**What you will do**
Can you lay out every line of the records below as a numbered list, leaving out any blank lines?

Data pulled from a collection
━━━━

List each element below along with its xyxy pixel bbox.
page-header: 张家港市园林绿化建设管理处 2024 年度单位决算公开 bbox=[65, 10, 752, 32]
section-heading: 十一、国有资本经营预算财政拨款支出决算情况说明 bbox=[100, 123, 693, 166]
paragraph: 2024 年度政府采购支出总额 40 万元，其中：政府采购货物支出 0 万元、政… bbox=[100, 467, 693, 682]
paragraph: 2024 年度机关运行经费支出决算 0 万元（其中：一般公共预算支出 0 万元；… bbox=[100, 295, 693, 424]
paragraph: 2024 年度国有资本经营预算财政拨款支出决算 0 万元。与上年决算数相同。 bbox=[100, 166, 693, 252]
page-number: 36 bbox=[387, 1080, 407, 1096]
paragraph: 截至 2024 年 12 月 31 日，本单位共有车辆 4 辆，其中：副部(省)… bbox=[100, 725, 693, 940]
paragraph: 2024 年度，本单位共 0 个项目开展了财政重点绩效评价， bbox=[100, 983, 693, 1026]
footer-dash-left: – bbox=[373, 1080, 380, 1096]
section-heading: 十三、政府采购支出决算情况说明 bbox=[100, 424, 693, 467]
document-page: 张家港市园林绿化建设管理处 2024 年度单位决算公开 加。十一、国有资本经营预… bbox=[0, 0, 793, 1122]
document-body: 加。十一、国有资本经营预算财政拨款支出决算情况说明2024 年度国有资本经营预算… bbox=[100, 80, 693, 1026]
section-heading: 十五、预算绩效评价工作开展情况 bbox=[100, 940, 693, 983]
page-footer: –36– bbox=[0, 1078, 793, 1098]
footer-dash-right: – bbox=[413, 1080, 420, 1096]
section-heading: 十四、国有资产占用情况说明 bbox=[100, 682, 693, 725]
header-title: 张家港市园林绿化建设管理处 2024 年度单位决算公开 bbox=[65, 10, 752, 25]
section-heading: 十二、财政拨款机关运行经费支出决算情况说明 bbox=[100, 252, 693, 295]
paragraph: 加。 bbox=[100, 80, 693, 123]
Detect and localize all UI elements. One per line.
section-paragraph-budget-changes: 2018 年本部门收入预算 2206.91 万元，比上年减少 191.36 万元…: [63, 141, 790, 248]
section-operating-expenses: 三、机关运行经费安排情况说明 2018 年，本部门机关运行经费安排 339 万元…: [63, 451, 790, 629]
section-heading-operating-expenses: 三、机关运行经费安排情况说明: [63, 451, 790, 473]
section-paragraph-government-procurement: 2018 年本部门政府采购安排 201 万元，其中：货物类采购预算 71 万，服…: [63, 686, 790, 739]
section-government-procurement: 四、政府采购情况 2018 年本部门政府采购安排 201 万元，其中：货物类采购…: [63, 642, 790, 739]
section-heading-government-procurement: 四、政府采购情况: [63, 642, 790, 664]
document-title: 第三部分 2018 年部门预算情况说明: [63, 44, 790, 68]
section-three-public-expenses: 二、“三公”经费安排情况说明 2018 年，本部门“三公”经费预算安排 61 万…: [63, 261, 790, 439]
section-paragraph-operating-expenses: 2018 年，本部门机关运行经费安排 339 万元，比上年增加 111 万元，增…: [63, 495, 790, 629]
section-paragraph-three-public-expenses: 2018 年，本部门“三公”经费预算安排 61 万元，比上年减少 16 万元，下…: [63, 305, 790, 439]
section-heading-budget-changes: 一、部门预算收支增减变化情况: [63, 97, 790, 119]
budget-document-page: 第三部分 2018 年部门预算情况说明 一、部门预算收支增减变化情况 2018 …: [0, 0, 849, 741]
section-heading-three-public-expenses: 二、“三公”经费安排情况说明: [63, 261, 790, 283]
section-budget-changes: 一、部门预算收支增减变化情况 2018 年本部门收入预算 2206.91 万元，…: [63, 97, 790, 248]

━━━━

**Response for this exercise**
1. List each element below along with its xyxy pixel bbox.
2. page-header: 张家港市园林绿化建设管理处 2024 年度单位决算公开 bbox=[65, 10, 752, 32]
3. section-heading: 十一、国有资本经营预算财政拨款支出决算情况说明 bbox=[100, 123, 693, 166]
4. paragraph: 2024 年度政府采购支出总额 40 万元，其中：政府采购货物支出 0 万元、政… bbox=[100, 467, 693, 682]
5. paragraph: 2024 年度机关运行经费支出决算 0 万元（其中：一般公共预算支出 0 万元；… bbox=[100, 295, 693, 424]
6. paragraph: 2024 年度国有资本经营预算财政拨款支出决算 0 万元。与上年决算数相同。 bbox=[100, 166, 693, 252]
7. page-number: 36 bbox=[387, 1080, 407, 1096]
8. paragraph: 截至 2024 年 12 月 31 日，本单位共有车辆 4 辆，其中：副部(省)… bbox=[100, 725, 693, 940]
9. paragraph: 2024 年度，本单位共 0 个项目开展了财政重点绩效评价， bbox=[100, 983, 693, 1026]
10. footer-dash-left: – bbox=[373, 1080, 380, 1096]
11. section-heading: 十三、政府采购支出决算情况说明 bbox=[100, 424, 693, 467]
12. document-page: 张家港市园林绿化建设管理处 2024 年度单位决算公开 加。十一、国有资本经营预… bbox=[0, 0, 793, 1122]
13. document-body: 加。十一、国有资本经营预算财政拨款支出决算情况说明2024 年度国有资本经营预算… bbox=[100, 80, 693, 1026]
14. section-heading: 十五、预算绩效评价工作开展情况 bbox=[100, 940, 693, 983]
15. page-footer: –36– bbox=[0, 1078, 793, 1098]
16. footer-dash-right: – bbox=[413, 1080, 420, 1096]
17. section-heading: 十四、国有资产占用情况说明 bbox=[100, 682, 693, 725]
18. header-title: 张家港市园林绿化建设管理处 2024 年度单位决算公开 bbox=[65, 10, 752, 25]
19. section-heading: 十二、财政拨款机关运行经费支出决算情况说明 bbox=[100, 252, 693, 295]
20. paragraph: 加。 bbox=[100, 80, 693, 123]
21. Detect and localize all UI elements. One per line.
22. section-paragraph-budget-changes: 2018 年本部门收入预算 2206.91 万元，比上年减少 191.36 万元…: [63, 141, 790, 248]
23. section-operating-expenses: 三、机关运行经费安排情况说明 2018 年，本部门机关运行经费安排 339 万元…: [63, 451, 790, 629]
24. section-heading-operating-expenses: 三、机关运行经费安排情况说明: [63, 451, 790, 473]
25. section-paragraph-government-procurement: 2018 年本部门政府采购安排 201 万元，其中：货物类采购预算 71 万，服…: [63, 686, 790, 739]
26. section-government-procurement: 四、政府采购情况 2018 年本部门政府采购安排 201 万元，其中：货物类采购…: [63, 642, 790, 739]
27. section-heading-government-procurement: 四、政府采购情况: [63, 642, 790, 664]
28. document-title: 第三部分 2018 年部门预算情况说明: [63, 44, 790, 68]
29. section-three-public-expenses: 二、“三公”经费安排情况说明 2018 年，本部门“三公”经费预算安排 61 万…: [63, 261, 790, 439]
30. section-paragraph-operating-expenses: 2018 年，本部门机关运行经费安排 339 万元，比上年增加 111 万元，增…: [63, 495, 790, 629]
31. section-paragraph-three-public-expenses: 2018 年，本部门“三公”经费预算安排 61 万元，比上年减少 16 万元，下…: [63, 305, 790, 439]
32. section-heading-budget-changes: 一、部门预算收支增减变化情况: [63, 97, 790, 119]
33. budget-document-page: 第三部分 2018 年部门预算情况说明 一、部门预算收支增减变化情况 2018 …: [0, 0, 849, 741]
34. section-heading-three-public-expenses: 二、“三公”经费安排情况说明: [63, 261, 790, 283]
35. section-budget-changes: 一、部门预算收支增减变化情况 2018 年本部门收入预算 2206.91 万元，…: [63, 97, 790, 248]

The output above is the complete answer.